TASK BRIEF: Return the number of lines in which the word "bouton" appears; add nothing else.

=====

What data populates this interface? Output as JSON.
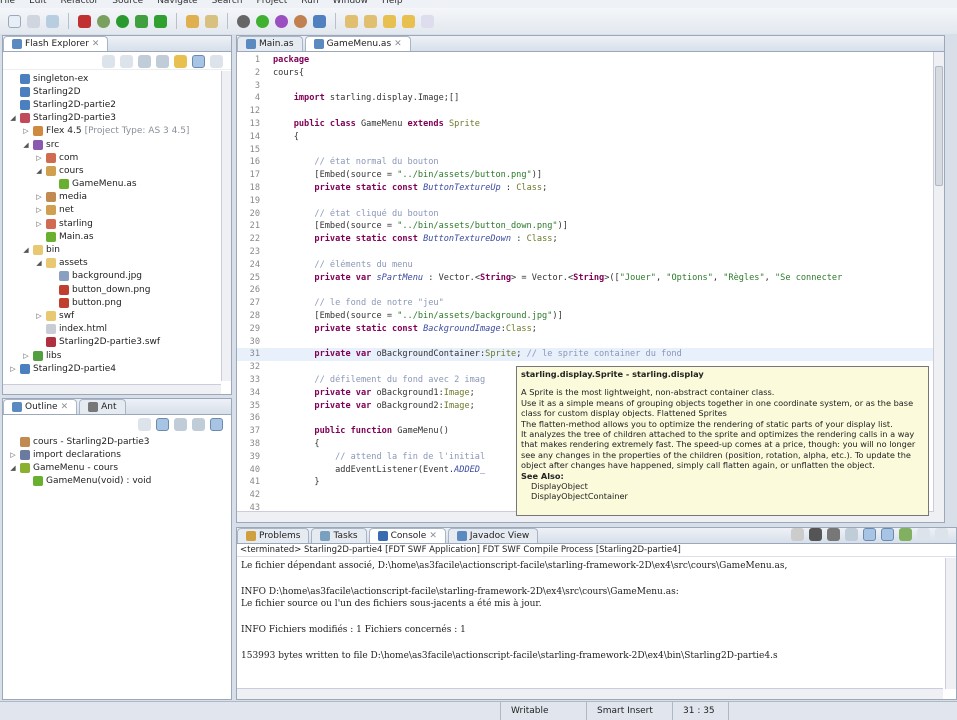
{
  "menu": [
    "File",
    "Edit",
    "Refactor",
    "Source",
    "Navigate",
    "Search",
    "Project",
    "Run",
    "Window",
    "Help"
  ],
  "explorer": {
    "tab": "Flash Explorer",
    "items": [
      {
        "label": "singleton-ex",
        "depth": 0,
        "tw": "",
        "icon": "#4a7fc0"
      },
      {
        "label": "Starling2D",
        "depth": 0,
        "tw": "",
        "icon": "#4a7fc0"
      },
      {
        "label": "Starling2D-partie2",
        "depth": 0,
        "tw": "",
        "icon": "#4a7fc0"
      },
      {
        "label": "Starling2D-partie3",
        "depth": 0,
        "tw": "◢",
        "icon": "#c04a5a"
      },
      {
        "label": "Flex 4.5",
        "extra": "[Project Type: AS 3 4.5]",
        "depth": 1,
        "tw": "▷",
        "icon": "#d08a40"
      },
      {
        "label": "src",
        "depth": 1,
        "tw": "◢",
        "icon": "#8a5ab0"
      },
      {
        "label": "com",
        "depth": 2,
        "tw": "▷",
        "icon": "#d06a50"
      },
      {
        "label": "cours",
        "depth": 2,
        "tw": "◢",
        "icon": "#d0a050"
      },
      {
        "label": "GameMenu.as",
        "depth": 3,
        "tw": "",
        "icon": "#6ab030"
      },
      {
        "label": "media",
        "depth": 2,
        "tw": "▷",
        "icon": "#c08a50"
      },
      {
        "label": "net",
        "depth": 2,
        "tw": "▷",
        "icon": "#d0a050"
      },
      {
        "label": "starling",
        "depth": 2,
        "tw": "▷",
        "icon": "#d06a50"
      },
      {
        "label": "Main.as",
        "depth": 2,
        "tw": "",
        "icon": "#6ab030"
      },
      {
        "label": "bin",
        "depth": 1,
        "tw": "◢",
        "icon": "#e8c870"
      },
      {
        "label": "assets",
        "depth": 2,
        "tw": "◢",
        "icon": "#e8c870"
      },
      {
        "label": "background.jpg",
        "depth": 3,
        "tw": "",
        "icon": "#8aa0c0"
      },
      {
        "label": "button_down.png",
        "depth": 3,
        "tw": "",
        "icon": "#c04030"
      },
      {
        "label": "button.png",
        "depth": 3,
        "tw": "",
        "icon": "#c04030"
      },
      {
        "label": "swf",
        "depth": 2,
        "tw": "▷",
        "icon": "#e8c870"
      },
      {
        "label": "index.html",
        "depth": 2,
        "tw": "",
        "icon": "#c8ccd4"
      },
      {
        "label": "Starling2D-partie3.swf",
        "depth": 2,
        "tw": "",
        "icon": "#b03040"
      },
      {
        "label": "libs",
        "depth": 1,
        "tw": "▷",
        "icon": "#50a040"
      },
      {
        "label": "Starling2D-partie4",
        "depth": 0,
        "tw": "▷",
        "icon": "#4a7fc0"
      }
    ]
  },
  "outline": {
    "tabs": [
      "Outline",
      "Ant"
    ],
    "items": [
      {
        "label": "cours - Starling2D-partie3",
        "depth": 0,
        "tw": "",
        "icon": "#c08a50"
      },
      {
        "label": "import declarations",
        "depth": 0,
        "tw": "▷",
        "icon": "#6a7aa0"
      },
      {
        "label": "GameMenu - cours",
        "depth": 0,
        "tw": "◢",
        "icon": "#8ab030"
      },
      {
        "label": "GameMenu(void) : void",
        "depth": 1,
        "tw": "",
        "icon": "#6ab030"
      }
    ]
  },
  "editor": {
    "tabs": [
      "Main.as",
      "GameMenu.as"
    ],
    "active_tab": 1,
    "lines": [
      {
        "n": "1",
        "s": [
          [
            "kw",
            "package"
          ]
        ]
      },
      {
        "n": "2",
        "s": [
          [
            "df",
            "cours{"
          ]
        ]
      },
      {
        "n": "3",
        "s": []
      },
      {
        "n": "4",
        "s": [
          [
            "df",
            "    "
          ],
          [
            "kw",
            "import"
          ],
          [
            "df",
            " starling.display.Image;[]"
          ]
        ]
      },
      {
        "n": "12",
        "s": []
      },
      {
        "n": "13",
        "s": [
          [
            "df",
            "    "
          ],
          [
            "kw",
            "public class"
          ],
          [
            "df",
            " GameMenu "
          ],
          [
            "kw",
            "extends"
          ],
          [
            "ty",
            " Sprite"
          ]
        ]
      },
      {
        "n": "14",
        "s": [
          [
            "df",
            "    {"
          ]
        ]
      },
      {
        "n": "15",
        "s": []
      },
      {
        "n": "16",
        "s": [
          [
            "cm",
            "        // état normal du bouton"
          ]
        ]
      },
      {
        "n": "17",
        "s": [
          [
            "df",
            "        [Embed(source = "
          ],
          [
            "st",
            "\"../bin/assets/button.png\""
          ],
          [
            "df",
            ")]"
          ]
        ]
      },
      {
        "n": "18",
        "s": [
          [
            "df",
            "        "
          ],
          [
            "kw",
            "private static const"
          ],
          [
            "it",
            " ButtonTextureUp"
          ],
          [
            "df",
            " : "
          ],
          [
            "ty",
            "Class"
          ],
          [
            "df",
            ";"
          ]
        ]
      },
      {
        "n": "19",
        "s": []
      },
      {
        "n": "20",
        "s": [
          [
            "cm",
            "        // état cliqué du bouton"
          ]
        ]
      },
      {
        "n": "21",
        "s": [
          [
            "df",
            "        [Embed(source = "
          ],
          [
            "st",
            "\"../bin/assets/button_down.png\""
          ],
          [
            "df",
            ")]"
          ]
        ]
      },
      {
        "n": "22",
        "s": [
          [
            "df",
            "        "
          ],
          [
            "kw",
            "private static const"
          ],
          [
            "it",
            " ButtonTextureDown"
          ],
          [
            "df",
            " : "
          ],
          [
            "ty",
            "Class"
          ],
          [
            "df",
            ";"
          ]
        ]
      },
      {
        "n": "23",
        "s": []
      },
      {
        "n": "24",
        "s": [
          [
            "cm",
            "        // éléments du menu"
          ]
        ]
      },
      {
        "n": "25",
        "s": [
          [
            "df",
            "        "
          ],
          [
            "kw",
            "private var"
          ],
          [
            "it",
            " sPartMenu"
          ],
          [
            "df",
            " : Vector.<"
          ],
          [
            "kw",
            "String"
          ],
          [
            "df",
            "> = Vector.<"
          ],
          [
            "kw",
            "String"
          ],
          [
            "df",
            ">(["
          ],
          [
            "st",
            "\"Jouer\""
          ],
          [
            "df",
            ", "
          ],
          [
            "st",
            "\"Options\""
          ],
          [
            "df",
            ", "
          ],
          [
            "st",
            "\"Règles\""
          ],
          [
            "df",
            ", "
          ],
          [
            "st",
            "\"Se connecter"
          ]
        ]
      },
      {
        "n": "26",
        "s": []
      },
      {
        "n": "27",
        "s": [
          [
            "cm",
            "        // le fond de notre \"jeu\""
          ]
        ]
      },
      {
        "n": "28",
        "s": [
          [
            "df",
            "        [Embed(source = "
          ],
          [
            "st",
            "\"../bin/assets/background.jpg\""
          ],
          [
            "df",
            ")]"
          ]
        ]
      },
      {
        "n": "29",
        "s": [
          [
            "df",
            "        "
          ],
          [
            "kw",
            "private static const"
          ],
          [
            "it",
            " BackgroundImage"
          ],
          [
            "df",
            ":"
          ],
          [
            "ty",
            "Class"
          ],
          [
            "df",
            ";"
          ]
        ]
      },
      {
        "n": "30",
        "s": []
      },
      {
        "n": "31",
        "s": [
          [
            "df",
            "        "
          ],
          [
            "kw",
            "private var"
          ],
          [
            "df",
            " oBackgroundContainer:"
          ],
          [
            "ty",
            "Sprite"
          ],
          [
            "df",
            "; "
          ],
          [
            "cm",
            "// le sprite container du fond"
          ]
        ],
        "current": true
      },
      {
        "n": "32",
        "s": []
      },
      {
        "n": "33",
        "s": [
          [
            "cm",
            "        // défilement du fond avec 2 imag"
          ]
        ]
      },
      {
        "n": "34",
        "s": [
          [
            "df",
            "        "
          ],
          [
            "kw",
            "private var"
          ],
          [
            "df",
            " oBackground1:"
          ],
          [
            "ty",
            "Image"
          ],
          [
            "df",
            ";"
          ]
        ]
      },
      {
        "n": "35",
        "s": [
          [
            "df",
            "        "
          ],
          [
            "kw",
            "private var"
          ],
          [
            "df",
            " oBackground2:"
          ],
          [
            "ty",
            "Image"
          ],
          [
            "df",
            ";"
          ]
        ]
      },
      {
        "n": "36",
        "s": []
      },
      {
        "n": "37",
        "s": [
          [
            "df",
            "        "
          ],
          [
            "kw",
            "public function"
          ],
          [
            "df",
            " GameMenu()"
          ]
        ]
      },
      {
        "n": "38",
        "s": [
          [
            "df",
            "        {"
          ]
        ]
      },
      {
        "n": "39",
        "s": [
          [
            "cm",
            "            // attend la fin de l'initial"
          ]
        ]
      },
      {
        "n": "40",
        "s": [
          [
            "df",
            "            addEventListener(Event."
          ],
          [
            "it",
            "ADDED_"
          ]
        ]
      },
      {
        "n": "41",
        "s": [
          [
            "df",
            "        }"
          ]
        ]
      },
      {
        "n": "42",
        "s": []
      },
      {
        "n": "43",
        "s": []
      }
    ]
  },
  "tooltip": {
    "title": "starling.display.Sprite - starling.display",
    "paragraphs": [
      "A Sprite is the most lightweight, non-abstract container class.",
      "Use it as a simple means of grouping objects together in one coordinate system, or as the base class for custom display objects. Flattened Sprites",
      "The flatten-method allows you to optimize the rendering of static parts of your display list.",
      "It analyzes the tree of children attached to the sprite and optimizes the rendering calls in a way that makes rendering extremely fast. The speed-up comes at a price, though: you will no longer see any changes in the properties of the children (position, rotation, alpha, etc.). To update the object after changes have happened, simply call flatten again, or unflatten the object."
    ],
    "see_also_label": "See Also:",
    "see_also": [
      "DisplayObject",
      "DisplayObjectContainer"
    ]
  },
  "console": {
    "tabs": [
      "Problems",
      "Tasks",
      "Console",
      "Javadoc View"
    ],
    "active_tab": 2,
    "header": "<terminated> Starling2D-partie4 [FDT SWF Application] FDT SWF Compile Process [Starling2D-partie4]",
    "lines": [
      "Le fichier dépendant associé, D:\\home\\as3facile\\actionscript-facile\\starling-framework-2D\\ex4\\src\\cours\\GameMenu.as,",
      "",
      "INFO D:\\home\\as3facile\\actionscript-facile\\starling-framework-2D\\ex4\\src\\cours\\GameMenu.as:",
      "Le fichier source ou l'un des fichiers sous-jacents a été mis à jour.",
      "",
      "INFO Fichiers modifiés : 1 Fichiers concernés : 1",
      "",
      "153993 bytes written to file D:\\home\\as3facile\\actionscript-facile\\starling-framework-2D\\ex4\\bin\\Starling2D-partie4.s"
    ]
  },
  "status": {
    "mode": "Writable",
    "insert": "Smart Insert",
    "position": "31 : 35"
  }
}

=====

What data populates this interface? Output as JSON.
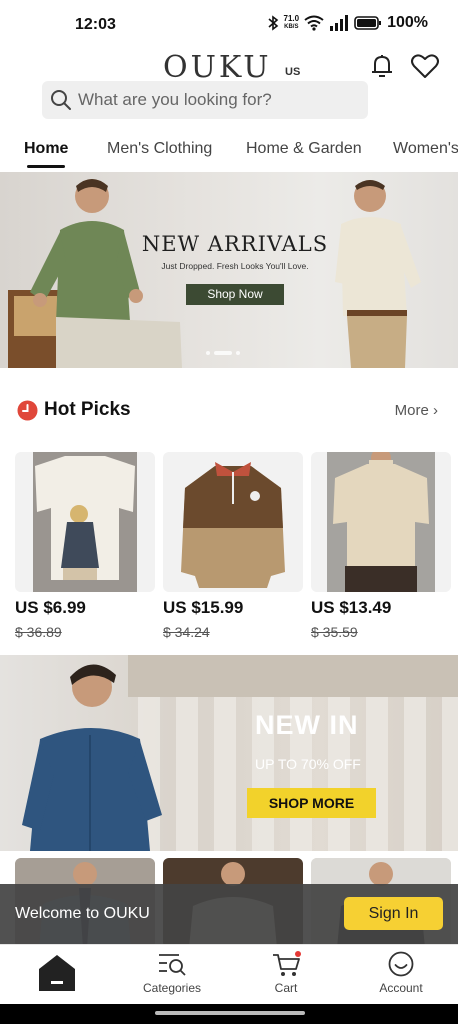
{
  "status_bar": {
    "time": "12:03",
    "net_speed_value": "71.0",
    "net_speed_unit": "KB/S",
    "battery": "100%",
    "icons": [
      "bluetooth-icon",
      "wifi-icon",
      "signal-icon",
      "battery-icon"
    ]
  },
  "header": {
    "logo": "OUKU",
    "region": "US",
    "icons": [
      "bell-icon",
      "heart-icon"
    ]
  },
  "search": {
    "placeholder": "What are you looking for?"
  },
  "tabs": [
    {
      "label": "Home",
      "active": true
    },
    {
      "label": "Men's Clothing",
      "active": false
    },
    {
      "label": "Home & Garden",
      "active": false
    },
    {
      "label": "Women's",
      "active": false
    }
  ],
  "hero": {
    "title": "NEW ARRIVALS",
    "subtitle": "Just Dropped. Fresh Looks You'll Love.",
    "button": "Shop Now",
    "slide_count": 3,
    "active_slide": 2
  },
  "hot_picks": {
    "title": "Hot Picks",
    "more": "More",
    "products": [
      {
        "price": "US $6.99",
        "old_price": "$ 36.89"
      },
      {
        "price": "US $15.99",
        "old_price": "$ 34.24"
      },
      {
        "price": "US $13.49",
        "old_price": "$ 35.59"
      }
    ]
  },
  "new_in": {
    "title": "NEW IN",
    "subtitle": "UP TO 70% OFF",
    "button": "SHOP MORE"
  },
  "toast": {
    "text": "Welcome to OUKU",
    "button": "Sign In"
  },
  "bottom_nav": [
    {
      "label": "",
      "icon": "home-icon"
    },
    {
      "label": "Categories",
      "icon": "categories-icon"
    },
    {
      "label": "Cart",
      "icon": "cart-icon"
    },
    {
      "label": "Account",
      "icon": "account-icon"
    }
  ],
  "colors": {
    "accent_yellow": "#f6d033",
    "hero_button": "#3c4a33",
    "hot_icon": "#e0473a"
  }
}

=====

SOLUTION FOR THIS TASK: 2